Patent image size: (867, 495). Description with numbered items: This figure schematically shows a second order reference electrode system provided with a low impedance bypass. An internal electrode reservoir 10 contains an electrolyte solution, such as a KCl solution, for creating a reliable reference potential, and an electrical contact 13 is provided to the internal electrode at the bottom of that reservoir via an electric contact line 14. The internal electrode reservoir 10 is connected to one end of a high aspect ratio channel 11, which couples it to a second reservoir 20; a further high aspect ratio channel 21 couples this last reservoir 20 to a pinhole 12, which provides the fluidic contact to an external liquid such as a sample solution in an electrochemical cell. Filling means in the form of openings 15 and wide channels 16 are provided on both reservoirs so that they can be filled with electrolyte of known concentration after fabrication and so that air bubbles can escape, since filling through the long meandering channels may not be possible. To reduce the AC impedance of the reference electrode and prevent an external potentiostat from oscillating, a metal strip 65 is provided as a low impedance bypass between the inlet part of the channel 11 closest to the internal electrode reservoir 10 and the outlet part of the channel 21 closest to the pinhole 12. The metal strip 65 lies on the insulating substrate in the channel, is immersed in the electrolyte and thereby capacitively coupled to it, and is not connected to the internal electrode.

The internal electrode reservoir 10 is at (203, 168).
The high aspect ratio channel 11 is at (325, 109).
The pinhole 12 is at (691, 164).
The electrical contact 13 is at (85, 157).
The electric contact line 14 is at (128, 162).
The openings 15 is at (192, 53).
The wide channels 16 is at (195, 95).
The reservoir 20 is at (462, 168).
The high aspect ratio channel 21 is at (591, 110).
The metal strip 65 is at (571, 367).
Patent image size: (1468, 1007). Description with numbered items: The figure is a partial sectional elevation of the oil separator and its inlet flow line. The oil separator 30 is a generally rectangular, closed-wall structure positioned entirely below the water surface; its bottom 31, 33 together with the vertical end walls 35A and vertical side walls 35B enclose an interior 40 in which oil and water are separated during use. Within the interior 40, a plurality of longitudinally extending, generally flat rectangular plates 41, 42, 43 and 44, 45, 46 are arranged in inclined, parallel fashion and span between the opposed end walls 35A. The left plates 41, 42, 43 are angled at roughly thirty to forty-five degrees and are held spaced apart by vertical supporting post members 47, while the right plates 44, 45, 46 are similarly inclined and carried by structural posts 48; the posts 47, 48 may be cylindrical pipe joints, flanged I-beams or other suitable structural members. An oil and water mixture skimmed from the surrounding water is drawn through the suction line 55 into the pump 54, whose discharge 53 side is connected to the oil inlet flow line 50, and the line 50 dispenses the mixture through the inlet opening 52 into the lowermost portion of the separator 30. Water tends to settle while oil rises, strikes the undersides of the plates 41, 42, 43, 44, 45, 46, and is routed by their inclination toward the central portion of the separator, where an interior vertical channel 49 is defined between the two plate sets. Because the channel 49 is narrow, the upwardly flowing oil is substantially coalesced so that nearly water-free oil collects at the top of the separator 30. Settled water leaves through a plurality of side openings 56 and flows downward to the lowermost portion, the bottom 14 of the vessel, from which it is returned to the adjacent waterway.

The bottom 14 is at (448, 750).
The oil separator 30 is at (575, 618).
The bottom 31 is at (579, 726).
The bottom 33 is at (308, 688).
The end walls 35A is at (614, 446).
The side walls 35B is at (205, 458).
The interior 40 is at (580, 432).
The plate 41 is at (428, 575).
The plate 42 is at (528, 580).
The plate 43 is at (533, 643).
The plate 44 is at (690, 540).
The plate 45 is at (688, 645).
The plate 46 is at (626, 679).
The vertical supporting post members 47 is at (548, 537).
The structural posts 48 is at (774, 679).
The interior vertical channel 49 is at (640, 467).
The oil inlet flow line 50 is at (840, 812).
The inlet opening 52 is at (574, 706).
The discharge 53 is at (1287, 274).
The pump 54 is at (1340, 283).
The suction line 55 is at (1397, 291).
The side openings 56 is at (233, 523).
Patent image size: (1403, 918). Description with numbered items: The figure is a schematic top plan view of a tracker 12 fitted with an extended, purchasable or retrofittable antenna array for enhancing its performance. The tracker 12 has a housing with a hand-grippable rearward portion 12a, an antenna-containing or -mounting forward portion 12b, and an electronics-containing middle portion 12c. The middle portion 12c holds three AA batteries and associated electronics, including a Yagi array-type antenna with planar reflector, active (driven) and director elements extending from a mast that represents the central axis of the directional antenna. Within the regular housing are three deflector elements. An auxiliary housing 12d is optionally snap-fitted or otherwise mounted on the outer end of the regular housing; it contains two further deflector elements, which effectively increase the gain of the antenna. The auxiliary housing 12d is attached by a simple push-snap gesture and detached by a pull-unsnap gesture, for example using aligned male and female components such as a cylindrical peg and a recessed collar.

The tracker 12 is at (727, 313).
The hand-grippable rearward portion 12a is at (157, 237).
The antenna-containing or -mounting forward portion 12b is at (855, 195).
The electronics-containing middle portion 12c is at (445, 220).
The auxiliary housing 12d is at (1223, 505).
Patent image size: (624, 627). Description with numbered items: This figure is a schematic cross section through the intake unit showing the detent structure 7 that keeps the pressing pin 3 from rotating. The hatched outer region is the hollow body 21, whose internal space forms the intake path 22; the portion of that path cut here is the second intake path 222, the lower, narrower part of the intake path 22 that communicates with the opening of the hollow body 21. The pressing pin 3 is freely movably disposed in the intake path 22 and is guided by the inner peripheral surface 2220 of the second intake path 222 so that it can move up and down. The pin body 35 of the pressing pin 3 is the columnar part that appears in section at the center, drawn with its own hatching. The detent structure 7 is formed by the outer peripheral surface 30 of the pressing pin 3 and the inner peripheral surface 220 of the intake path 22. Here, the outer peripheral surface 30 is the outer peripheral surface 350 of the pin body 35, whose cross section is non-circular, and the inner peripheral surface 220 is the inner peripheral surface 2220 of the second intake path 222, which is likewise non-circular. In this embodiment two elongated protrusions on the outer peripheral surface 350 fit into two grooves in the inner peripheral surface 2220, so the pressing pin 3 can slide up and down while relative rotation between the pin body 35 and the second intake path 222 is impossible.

┄┄┄┄┄┄┄┄┄┄┄┄┄┄┄┄┄┄┄┄

## TASK TO CARRY OUT
Report how many lines of the listing above contain the string "electronics". Give only the number.

## EXPECTED ANSWER
2